▶ **THE REQUEST**
In the entries that follow, find the word "flows" and report each line it is on.

Stored items
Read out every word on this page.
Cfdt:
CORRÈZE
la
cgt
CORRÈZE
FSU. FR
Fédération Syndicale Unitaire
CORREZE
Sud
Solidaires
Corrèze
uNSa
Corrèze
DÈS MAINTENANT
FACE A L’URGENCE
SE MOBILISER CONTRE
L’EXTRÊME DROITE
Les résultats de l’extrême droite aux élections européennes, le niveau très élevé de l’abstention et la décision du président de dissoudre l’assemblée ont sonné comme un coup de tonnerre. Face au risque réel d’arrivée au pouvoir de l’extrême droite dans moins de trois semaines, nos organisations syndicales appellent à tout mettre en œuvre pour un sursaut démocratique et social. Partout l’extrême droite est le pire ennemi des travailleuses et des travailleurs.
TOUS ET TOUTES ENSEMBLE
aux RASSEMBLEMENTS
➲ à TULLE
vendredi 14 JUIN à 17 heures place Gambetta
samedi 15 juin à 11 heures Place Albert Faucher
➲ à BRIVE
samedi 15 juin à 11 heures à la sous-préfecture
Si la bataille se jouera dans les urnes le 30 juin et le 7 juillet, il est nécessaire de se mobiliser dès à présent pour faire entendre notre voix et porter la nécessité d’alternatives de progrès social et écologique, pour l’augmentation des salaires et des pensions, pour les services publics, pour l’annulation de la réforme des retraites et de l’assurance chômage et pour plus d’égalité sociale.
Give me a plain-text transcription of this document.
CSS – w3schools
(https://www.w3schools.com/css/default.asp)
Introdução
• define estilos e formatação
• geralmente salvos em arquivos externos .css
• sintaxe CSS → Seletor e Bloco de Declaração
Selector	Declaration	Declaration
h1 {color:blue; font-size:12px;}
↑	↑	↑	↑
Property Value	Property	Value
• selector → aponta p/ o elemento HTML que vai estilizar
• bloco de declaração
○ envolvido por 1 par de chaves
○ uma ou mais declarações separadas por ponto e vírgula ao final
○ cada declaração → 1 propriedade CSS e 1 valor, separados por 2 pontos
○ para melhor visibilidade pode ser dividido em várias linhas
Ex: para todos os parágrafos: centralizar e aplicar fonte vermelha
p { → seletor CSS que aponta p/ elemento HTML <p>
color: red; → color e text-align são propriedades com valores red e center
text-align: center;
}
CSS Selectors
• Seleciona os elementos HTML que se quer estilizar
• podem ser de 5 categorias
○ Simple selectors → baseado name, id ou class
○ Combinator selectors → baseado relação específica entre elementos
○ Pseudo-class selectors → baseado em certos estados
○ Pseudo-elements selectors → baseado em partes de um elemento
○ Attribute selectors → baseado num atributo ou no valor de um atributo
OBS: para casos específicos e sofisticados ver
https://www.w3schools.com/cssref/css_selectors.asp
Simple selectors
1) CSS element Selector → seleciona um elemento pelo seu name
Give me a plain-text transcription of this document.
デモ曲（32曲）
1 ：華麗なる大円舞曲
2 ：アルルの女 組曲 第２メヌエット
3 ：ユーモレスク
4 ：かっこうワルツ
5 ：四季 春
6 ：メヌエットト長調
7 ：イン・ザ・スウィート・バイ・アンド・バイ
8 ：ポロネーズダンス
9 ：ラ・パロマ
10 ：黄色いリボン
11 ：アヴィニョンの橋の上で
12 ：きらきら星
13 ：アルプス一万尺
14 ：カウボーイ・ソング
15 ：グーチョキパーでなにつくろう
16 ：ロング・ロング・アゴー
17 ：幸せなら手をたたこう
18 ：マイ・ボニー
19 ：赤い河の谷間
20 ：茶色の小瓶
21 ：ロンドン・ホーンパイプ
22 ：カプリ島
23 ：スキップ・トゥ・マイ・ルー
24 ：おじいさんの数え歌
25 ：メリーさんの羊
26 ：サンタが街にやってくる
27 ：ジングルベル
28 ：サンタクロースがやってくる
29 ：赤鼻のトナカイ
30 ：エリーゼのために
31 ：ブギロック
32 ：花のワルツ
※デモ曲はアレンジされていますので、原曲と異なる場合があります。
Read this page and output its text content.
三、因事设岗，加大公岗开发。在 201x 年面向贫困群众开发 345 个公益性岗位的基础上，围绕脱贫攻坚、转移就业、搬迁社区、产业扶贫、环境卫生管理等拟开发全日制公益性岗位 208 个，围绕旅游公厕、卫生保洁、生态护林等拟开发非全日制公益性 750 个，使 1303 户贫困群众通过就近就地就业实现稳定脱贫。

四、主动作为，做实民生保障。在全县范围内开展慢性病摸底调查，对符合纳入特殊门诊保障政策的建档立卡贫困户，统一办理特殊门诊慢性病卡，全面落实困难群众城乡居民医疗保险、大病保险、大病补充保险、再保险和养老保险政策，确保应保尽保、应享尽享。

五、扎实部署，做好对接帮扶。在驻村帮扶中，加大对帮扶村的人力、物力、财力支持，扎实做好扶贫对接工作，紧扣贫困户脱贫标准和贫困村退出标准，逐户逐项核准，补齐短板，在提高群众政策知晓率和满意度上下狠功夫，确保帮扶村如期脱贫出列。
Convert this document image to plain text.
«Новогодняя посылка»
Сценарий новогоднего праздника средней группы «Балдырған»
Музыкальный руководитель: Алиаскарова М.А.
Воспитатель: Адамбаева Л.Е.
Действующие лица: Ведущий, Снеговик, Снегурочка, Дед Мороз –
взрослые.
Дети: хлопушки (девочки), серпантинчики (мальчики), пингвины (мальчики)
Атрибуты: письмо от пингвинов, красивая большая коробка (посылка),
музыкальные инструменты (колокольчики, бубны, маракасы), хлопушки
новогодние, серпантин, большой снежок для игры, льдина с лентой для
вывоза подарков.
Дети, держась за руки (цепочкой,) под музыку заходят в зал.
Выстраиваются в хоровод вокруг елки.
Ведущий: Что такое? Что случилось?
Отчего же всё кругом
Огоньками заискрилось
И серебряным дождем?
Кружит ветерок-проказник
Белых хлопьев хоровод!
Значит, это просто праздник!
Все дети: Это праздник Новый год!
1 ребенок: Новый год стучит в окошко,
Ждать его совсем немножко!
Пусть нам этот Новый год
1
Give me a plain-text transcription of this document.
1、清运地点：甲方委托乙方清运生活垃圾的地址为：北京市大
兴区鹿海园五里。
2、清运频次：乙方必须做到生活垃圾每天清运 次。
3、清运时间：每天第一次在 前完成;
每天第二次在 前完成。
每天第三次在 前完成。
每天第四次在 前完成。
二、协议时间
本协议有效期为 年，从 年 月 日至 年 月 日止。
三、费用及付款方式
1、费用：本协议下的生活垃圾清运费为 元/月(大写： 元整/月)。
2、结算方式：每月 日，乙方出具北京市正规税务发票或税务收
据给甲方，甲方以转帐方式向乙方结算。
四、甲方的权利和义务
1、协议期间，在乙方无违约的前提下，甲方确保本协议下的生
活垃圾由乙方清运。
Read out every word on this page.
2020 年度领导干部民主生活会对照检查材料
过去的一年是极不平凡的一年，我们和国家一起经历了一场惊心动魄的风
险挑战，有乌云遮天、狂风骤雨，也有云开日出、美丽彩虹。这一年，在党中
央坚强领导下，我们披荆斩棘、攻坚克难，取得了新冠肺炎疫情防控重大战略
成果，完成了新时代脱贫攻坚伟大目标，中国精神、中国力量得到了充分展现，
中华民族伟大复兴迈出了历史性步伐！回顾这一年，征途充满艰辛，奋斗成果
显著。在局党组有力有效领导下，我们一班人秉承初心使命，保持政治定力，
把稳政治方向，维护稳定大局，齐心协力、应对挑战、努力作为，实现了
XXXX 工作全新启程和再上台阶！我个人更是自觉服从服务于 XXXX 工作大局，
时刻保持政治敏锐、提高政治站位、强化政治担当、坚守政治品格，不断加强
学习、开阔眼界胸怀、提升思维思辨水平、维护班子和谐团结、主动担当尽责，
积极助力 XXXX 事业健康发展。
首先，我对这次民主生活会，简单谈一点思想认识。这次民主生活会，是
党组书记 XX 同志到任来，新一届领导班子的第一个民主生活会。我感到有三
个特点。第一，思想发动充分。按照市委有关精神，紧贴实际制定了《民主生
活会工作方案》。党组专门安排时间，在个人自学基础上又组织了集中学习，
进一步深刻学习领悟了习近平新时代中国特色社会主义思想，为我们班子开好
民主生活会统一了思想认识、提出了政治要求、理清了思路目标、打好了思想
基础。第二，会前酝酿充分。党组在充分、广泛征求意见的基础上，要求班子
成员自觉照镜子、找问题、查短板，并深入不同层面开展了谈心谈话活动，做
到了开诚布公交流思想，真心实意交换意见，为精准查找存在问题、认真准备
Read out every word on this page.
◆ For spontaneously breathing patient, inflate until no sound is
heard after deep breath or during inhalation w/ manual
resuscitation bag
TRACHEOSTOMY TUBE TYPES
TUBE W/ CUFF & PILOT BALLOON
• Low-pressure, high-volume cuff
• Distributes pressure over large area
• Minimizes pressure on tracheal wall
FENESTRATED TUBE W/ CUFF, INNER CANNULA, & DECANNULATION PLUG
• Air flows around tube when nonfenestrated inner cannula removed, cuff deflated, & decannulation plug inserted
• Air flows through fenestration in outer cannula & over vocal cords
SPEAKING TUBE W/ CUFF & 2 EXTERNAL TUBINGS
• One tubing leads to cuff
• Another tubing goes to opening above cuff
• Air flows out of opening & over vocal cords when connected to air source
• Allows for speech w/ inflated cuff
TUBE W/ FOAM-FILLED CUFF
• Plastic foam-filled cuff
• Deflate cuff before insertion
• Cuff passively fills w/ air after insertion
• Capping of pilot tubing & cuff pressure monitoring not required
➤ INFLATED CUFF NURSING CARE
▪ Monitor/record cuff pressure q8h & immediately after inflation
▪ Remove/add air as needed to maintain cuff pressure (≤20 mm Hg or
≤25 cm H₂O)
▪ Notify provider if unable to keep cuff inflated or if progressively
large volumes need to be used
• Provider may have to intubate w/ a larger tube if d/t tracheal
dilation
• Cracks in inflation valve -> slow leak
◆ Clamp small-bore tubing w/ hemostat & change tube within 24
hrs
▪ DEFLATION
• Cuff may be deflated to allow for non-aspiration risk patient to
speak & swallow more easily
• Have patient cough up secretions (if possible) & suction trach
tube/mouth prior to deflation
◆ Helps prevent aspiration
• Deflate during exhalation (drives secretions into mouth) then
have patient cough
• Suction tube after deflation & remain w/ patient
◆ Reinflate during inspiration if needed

▶ **COMPLETE OUTPUT**
• Air flows around tube when nonfenestrated inner cannula removed, cuff deflated, & decannulation plug inserted
• Air flows through fenestration in outer cannula & over vocal cords
• Air flows out of opening & over vocal cords when connected to air source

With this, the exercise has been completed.